**Do this**. Single out the lines that include the word "eyes". Copy them.

Collected data
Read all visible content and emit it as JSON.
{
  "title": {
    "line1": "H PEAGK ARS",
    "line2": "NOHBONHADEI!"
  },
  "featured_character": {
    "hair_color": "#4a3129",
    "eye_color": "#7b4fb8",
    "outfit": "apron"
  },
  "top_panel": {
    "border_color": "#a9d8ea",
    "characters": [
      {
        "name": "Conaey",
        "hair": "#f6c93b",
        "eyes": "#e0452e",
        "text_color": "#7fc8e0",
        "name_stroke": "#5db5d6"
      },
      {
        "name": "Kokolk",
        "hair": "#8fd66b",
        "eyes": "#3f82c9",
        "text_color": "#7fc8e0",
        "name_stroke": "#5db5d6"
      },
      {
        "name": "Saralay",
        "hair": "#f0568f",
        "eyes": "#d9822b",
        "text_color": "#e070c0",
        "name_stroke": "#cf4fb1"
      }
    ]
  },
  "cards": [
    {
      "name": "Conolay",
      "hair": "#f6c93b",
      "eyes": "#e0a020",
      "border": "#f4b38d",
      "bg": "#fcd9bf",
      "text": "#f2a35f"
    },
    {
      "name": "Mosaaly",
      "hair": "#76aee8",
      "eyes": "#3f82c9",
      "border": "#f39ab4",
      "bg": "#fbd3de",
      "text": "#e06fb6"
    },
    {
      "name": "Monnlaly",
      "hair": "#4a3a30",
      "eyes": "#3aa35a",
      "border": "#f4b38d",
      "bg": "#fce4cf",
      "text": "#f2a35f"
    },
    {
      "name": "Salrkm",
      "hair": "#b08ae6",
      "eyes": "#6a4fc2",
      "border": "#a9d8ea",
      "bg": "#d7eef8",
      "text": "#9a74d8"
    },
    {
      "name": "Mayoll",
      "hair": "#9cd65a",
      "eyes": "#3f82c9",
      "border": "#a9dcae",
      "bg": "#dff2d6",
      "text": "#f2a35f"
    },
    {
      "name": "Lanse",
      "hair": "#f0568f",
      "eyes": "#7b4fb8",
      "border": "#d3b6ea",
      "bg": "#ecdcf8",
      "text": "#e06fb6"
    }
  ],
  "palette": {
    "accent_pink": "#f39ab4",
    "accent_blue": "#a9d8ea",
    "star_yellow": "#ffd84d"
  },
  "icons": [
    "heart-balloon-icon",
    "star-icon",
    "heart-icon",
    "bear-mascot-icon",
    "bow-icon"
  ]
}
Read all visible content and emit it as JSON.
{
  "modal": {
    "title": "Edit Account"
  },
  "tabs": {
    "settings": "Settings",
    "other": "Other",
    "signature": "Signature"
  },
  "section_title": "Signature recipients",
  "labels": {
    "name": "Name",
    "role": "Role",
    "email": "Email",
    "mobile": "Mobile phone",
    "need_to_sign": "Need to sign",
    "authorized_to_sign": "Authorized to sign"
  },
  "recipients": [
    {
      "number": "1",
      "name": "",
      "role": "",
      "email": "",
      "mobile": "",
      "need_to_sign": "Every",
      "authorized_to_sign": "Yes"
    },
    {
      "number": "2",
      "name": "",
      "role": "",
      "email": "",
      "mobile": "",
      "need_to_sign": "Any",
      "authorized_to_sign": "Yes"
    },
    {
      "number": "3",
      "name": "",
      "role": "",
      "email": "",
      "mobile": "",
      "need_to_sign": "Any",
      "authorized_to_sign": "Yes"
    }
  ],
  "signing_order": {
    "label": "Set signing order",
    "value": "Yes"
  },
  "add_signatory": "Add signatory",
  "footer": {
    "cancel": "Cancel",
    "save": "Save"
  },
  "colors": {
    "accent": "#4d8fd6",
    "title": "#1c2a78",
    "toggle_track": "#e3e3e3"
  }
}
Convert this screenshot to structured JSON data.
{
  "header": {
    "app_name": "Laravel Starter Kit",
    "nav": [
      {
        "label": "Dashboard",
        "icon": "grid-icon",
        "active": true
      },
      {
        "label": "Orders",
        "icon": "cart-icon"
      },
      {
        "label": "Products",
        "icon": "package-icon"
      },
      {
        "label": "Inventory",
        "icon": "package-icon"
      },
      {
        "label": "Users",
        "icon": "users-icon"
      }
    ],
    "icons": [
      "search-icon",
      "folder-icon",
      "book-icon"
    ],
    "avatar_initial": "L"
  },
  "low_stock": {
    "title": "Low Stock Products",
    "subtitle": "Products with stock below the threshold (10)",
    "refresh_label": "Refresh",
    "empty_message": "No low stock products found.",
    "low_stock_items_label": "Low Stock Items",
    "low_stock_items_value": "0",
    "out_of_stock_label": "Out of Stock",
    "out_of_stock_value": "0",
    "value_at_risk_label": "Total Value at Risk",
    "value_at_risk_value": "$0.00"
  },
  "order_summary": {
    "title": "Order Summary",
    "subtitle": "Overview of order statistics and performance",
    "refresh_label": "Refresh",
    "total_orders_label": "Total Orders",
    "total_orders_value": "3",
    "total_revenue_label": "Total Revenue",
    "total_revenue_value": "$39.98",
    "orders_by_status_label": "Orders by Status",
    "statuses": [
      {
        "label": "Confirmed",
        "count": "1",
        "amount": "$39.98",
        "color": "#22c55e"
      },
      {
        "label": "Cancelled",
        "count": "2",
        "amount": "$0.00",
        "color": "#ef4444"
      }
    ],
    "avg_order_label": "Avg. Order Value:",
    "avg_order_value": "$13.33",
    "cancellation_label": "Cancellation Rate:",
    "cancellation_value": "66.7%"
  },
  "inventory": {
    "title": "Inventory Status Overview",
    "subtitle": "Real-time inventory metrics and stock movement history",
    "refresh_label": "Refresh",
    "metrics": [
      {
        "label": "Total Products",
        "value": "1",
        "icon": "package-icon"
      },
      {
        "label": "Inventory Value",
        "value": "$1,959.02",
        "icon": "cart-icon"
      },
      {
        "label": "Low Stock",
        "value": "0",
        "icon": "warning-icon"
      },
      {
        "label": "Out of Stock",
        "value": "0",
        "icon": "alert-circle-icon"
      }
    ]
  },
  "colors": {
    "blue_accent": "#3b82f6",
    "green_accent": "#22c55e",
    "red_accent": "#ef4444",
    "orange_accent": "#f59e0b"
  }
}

**Full output**.
        "eyes": "#e0452e",
        "eyes": "#3f82c9",
        "eyes": "#d9822b",
      "eyes": "#e0a020",
      "eyes": "#3f82c9",
      "eyes": "#3aa35a",
      "eyes": "#6a4fc2",
      "eyes": "#3f82c9",
      "eyes": "#7b4fb8",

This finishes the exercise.